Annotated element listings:
□ □ □ □
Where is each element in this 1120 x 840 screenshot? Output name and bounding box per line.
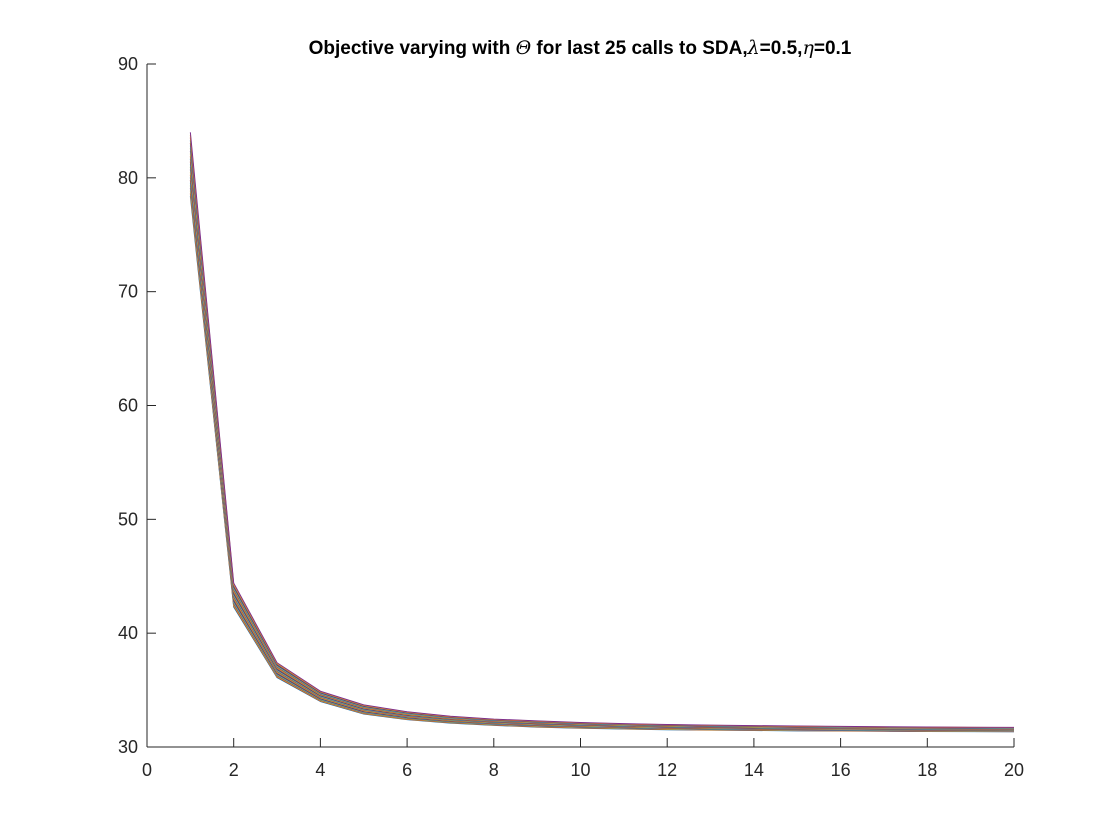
y-tick-label: 90: [118, 54, 138, 74]
x-tick-label: 14: [744, 760, 764, 780]
axes: 0 2 4 6 8 10 12 14 16 18 20 30 40 50 60 70 80 90: [118, 54, 1024, 780]
x-tick-label: 18: [917, 760, 937, 780]
title-theta-symbol: Θ: [516, 37, 532, 59]
series-line-25: [189, 132, 1015, 728]
series-line-18: [189, 150, 1015, 730]
x-tick-label: 12: [657, 760, 677, 780]
series-line-21: [189, 142, 1015, 729]
title-eta-symbol: η: [802, 37, 814, 59]
series-line-15: [189, 158, 1015, 730]
series-line-20: [189, 145, 1015, 729]
x-tick-label: 20: [1004, 760, 1024, 780]
series-line-1: [189, 195, 1015, 733]
series-line-17: [189, 153, 1015, 730]
series-line-12: [189, 166, 1015, 731]
title-middle: for last 25 calls to SDA,: [531, 38, 747, 59]
title-prefix: Objective varying with: [309, 38, 516, 59]
x-tick-label: 4: [315, 760, 325, 780]
series-line-2: [189, 193, 1015, 733]
series-line-13: [189, 164, 1015, 731]
series-line-22: [189, 140, 1015, 729]
series-line-16: [189, 156, 1015, 730]
series-line-11: [189, 169, 1015, 731]
x-tick-label: 16: [831, 760, 851, 780]
series-line-3: [189, 190, 1015, 732]
series-line-23: [189, 137, 1015, 729]
y-tick-label: 40: [118, 623, 138, 643]
x-tick-label: 6: [402, 760, 412, 780]
y-tick-label: 50: [118, 509, 138, 529]
series-line-4: [189, 188, 1015, 732]
chart-title: Objective varying with Θ for last 25 cal…: [309, 37, 852, 59]
series-line-8: [189, 177, 1015, 731]
y-tick-label: 80: [118, 168, 138, 188]
x-tick-label: 2: [229, 760, 239, 780]
series-line-6: [189, 182, 1015, 732]
y-tick-label: 60: [118, 396, 138, 416]
series-line-19: [189, 148, 1015, 729]
title-lambda-symbol: λ: [747, 37, 760, 59]
y-tick-label: 70: [118, 282, 138, 302]
series-group: [189, 132, 1015, 733]
title-eta-value: =0.1: [814, 38, 852, 59]
y-tick-label: 30: [118, 737, 138, 757]
series-line-10: [189, 172, 1015, 731]
series-line-9: [189, 174, 1015, 731]
series-line-14: [189, 161, 1015, 730]
x-tick-label: 8: [489, 760, 499, 780]
x-tick-label: 10: [570, 760, 590, 780]
x-tick-label: 0: [142, 760, 152, 780]
series-line-5: [189, 185, 1015, 732]
series-line-24: [189, 134, 1015, 729]
series-line-7: [189, 180, 1015, 732]
title-lambda-value: =0.5,: [760, 38, 803, 59]
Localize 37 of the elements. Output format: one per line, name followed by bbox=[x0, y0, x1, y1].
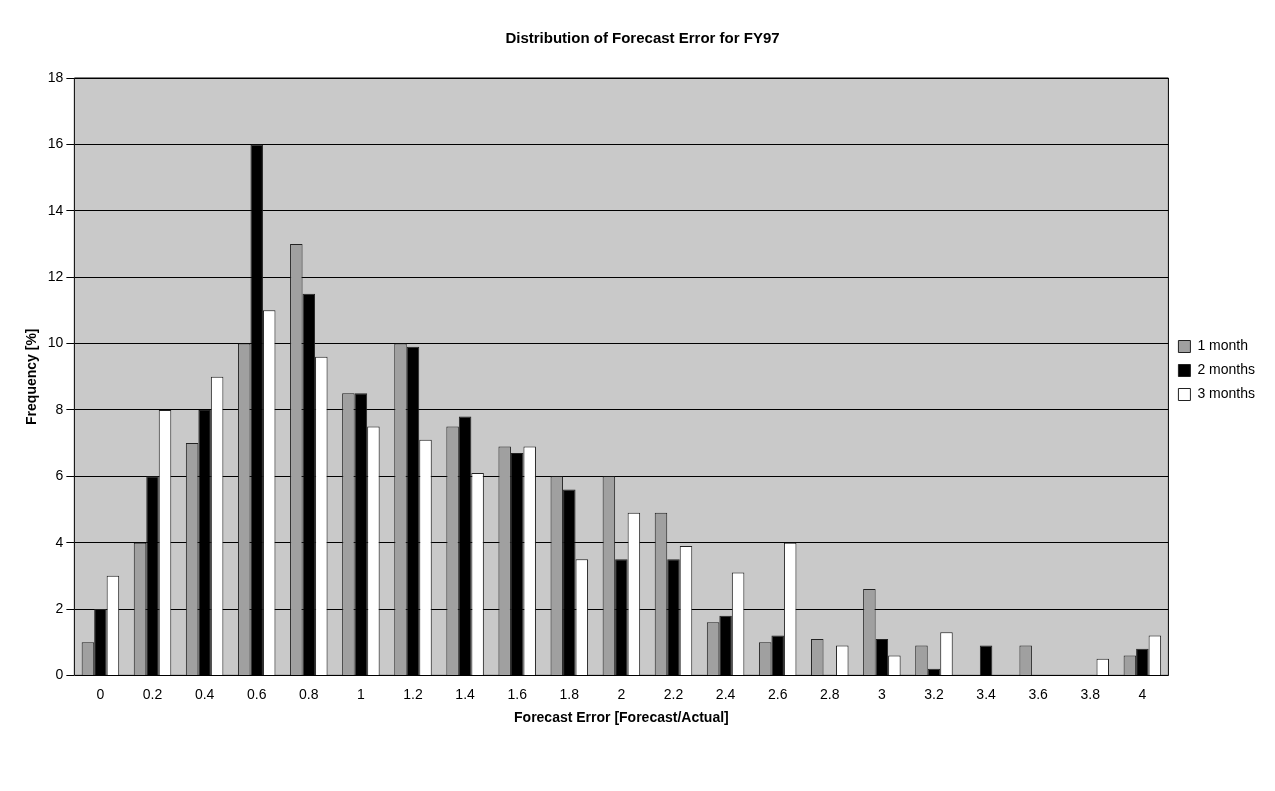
chart-title: Distribution of Forecast Error for FY97 bbox=[505, 29, 780, 47]
x-tick-label: 3.2 bbox=[924, 685, 944, 702]
x-tick-label: 1.6 bbox=[507, 685, 528, 702]
x-tick-label: 0.6 bbox=[246, 685, 267, 702]
x-tick-label: 1.4 bbox=[455, 685, 476, 702]
y-tick-label: 10 bbox=[47, 334, 64, 351]
x-tick-label: 1.8 bbox=[559, 685, 580, 702]
y-tick-label: 12 bbox=[47, 267, 64, 284]
x-tick-label: 1 bbox=[357, 685, 366, 702]
y-axis-title: Frequency [%] bbox=[23, 328, 40, 425]
y-tick-label: 4 bbox=[55, 533, 64, 550]
y-tick-label: 16 bbox=[47, 135, 64, 152]
y-tick-label: 8 bbox=[55, 400, 64, 417]
y-tick-label: 14 bbox=[47, 201, 64, 218]
x-tick-label: 3.6 bbox=[1028, 685, 1049, 702]
x-tick-label: 0.4 bbox=[194, 685, 215, 702]
x-tick-label: 2.8 bbox=[820, 685, 840, 702]
x-tick-label: 2.2 bbox=[663, 685, 684, 702]
y-tick-label: 6 bbox=[55, 467, 64, 484]
x-tick-label: 3.4 bbox=[976, 685, 997, 702]
x-axis-title: Forecast Error [Forecast/Actual] bbox=[514, 709, 729, 726]
x-tick-label: 2.6 bbox=[767, 685, 788, 702]
y-tick-label: 2 bbox=[55, 599, 64, 616]
y-tick-label: 18 bbox=[47, 68, 64, 85]
y-tick-label: 0 bbox=[55, 666, 64, 683]
x-tick-label: 0.8 bbox=[299, 685, 319, 702]
legend-label: 3 months bbox=[1197, 385, 1256, 402]
x-tick-label: 2.4 bbox=[715, 685, 736, 702]
x-tick-label: 1.2 bbox=[403, 685, 423, 702]
x-tick-label: 0 bbox=[96, 685, 105, 702]
legend-label: 1 month bbox=[1197, 337, 1249, 354]
x-tick-label: 0.2 bbox=[142, 685, 163, 702]
x-tick-label: 4 bbox=[1138, 685, 1147, 702]
x-tick-label: 3.8 bbox=[1080, 685, 1101, 702]
x-tick-label: 2 bbox=[617, 685, 626, 702]
x-tick-label: 3 bbox=[877, 685, 886, 702]
legend-label: 2 months bbox=[1197, 361, 1256, 378]
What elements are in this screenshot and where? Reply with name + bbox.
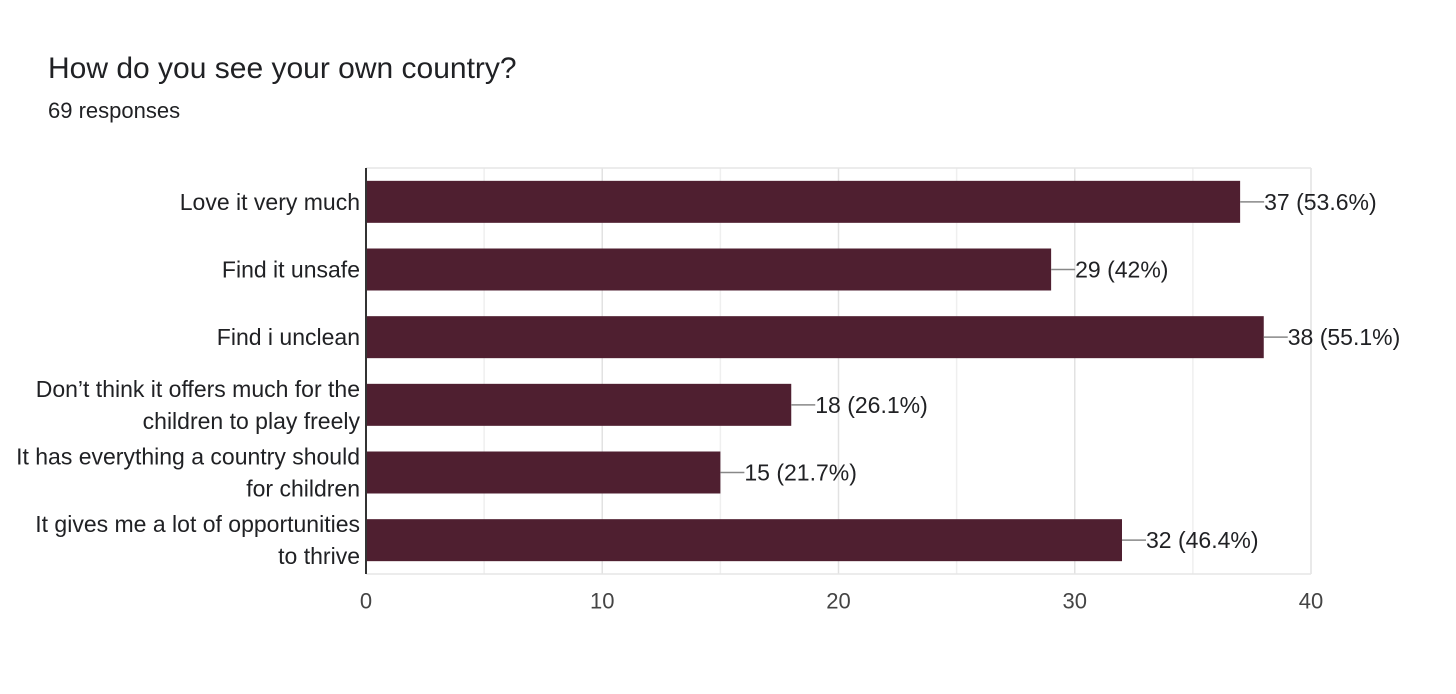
value-label-2: 38 (55.1%) xyxy=(1288,324,1401,350)
response-count: 69 responses xyxy=(48,98,181,123)
x-tick-label-2: 20 xyxy=(826,589,850,614)
axis-layer: 0 10 20 30 40 xyxy=(360,168,1323,614)
category-label-5-line-1: to thrive xyxy=(278,543,360,569)
category-label-2: Find i unclean xyxy=(217,324,360,350)
chart-title: How do you see your own country? xyxy=(48,52,517,85)
value-label-5: 32 (46.4%) xyxy=(1146,527,1259,553)
bar-5 xyxy=(366,519,1122,562)
category-label-1: Find it unsafe xyxy=(222,257,360,283)
bar-3 xyxy=(366,383,792,426)
x-tick-label-0: 0 xyxy=(360,589,372,614)
value-label-1: 29 (42%) xyxy=(1075,257,1168,283)
label-layer: 37 (53.6%) Love it very much 29 (42%) Find … xyxy=(16,189,1400,569)
bar-2 xyxy=(366,316,1264,359)
bar-1 xyxy=(366,248,1052,291)
grid-layer xyxy=(365,167,1312,575)
category-label-4-line-0: It has everything a country should xyxy=(16,444,360,470)
bar-layer xyxy=(366,180,1264,562)
bar-0 xyxy=(366,180,1241,223)
x-tick-label-3: 30 xyxy=(1063,589,1087,614)
x-tick-label-4: 40 xyxy=(1299,589,1323,614)
value-label-0: 37 (53.6%) xyxy=(1264,189,1377,215)
category-label-4-line-1: for children xyxy=(246,476,360,502)
x-tick-label-1: 10 xyxy=(590,589,614,614)
value-label-3: 18 (26.1%) xyxy=(815,392,928,418)
bar-4 xyxy=(366,451,721,494)
category-label-3-line-1: children to play freely xyxy=(143,408,361,434)
value-label-4: 15 (21.7%) xyxy=(744,460,857,486)
category-label-3-line-0: Don’t think it offers much for the xyxy=(36,376,360,402)
category-label-0: Love it very much xyxy=(180,189,360,215)
category-label-5-line-0: It gives me a lot of opportunities xyxy=(35,511,360,537)
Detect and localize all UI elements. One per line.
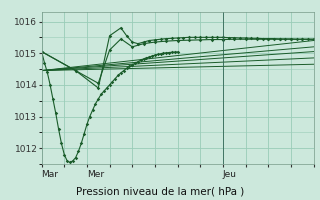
Text: Pression niveau de la mer( hPa ): Pression niveau de la mer( hPa )	[76, 186, 244, 196]
Text: Mar: Mar	[42, 170, 59, 179]
Text: Jeu: Jeu	[223, 170, 237, 179]
Text: Mer: Mer	[87, 170, 104, 179]
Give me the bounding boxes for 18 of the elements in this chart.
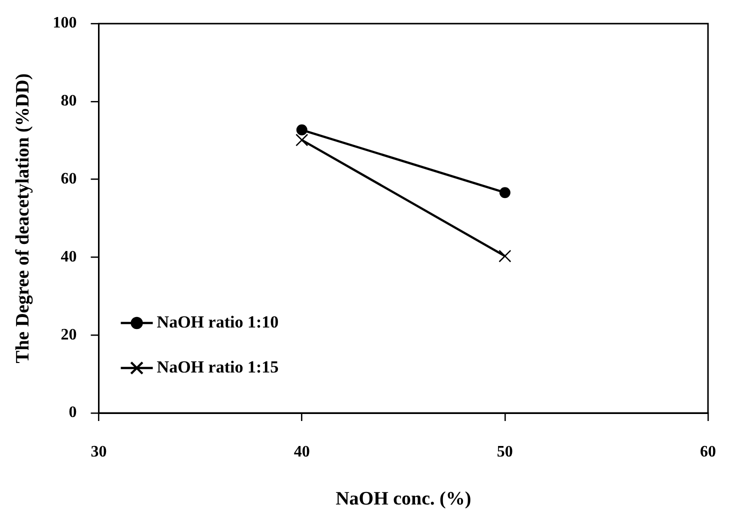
y-axis-title: The Degree of deacetylation (%DD) [12, 73, 34, 364]
y-tick-label: 40 [60, 248, 77, 266]
point [296, 124, 308, 136]
point [296, 134, 308, 146]
y-tick-label: 80 [60, 92, 77, 110]
y-tick-label: 0 [68, 404, 77, 422]
point [499, 187, 510, 198]
x-tick-label: 40 [294, 444, 310, 461]
x-tick-label: 50 [496, 444, 513, 461]
y-tick-label: 100 [52, 14, 77, 32]
x-tick-label: 60 [700, 444, 716, 461]
y-tick-label: 20 [60, 326, 77, 344]
x-tick-label: 30 [90, 444, 107, 461]
y-tick-label: 60 [60, 170, 77, 188]
legend-label: NaOH ratio 1:10 [156, 312, 279, 332]
x-axis-title: NaOH conc. (%) [336, 488, 472, 510]
point [498, 250, 512, 262]
legend-label: NaOH ratio 1:15 [156, 357, 279, 376]
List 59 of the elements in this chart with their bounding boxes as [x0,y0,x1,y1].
□ □ □ □
Show every line of the listings above that contains the word "Love".

label-layer: 37 (53.6%) Love it very much 29 (42%) Find … xyxy=(16,189,1400,569)
category-label-0: Love it very much xyxy=(180,189,360,215)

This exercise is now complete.